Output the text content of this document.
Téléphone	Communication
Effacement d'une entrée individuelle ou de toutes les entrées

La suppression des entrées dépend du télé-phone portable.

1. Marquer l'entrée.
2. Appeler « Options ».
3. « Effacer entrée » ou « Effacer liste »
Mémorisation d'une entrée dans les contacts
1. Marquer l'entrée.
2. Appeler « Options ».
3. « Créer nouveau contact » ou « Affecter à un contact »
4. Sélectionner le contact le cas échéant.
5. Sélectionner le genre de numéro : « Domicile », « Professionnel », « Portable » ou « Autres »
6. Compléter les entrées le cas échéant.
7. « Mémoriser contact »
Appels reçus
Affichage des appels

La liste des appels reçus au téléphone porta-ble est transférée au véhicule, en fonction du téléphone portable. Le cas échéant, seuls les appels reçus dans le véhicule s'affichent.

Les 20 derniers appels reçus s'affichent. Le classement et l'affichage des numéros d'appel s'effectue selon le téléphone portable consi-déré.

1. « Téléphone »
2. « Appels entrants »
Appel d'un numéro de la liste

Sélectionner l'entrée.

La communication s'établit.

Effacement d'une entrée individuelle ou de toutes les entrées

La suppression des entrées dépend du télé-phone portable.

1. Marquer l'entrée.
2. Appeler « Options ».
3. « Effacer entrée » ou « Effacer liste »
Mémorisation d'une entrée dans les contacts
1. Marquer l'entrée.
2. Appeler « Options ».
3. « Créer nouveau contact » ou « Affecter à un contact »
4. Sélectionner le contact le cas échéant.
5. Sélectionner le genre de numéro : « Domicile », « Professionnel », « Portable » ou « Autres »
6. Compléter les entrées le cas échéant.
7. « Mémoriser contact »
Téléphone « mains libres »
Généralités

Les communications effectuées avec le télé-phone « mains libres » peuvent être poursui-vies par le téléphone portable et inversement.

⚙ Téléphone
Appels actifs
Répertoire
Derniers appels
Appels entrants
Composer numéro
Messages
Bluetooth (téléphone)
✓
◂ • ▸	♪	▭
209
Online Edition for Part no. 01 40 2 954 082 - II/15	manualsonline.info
-------------------------
The task —
Reproduce all the data word for word.

Task answer —
Output the text content of this document.
Téléphone	Communication
Effacement d'une entrée individuelle ou de toutes les entrées

La suppression des entrées dépend du télé-phone portable.

1. Marquer l'entrée.
2. Appeler « Options ».
3. « Effacer entrée » ou « Effacer liste »
Mémorisation d'une entrée dans les contacts
1. Marquer l'entrée.
2. Appeler « Options ».
3. « Créer nouveau contact » ou « Affecter à un contact »
4. Sélectionner le contact le cas échéant.
5. Sélectionner le genre de numéro : « Domicile », « Professionnel », « Portable » ou « Autres »
6. Compléter les entrées le cas échéant.
7. « Mémoriser contact »
Appels reçus
Affichage des appels

La liste des appels reçus au téléphone porta-ble est transférée au véhicule, en fonction du téléphone portable. Le cas échéant, seuls les appels reçus dans le véhicule s'affichent.

Les 20 derniers appels reçus s'affichent. Le classement et l'affichage des numéros d'appel s'effectue selon le téléphone portable consi-déré.

1. « Téléphone »
2. « Appels entrants »
Appel d'un numéro de la liste

Sélectionner l'entrée.

La communication s'établit.

Effacement d'une entrée individuelle ou de toutes les entrées

La suppression des entrées dépend du télé-phone portable.

1. Marquer l'entrée.
2. Appeler « Options ».
3. « Effacer entrée » ou « Effacer liste »
Mémorisation d'une entrée dans les contacts
1. Marquer l'entrée.
2. Appeler « Options ».
3. « Créer nouveau contact » ou « Affecter à un contact »
4. Sélectionner le contact le cas échéant.
5. Sélectionner le genre de numéro : « Domicile », « Professionnel », « Portable » ou « Autres »
6. Compléter les entrées le cas échéant.
7. « Mémoriser contact »
Téléphone « mains libres »
Généralités

Les communications effectuées avec le télé-phone « mains libres » peuvent être poursui-vies par le téléphone portable et inversement.

⚙ Téléphone
Appels actifs
Répertoire
Derniers appels
Appels entrants
Composer numéro
Messages
Bluetooth (téléphone)
✓
◂ • ▸	♪	▭
209
Online Edition for Part no. 01 40 2 954 082 - II/15	manualsonline.info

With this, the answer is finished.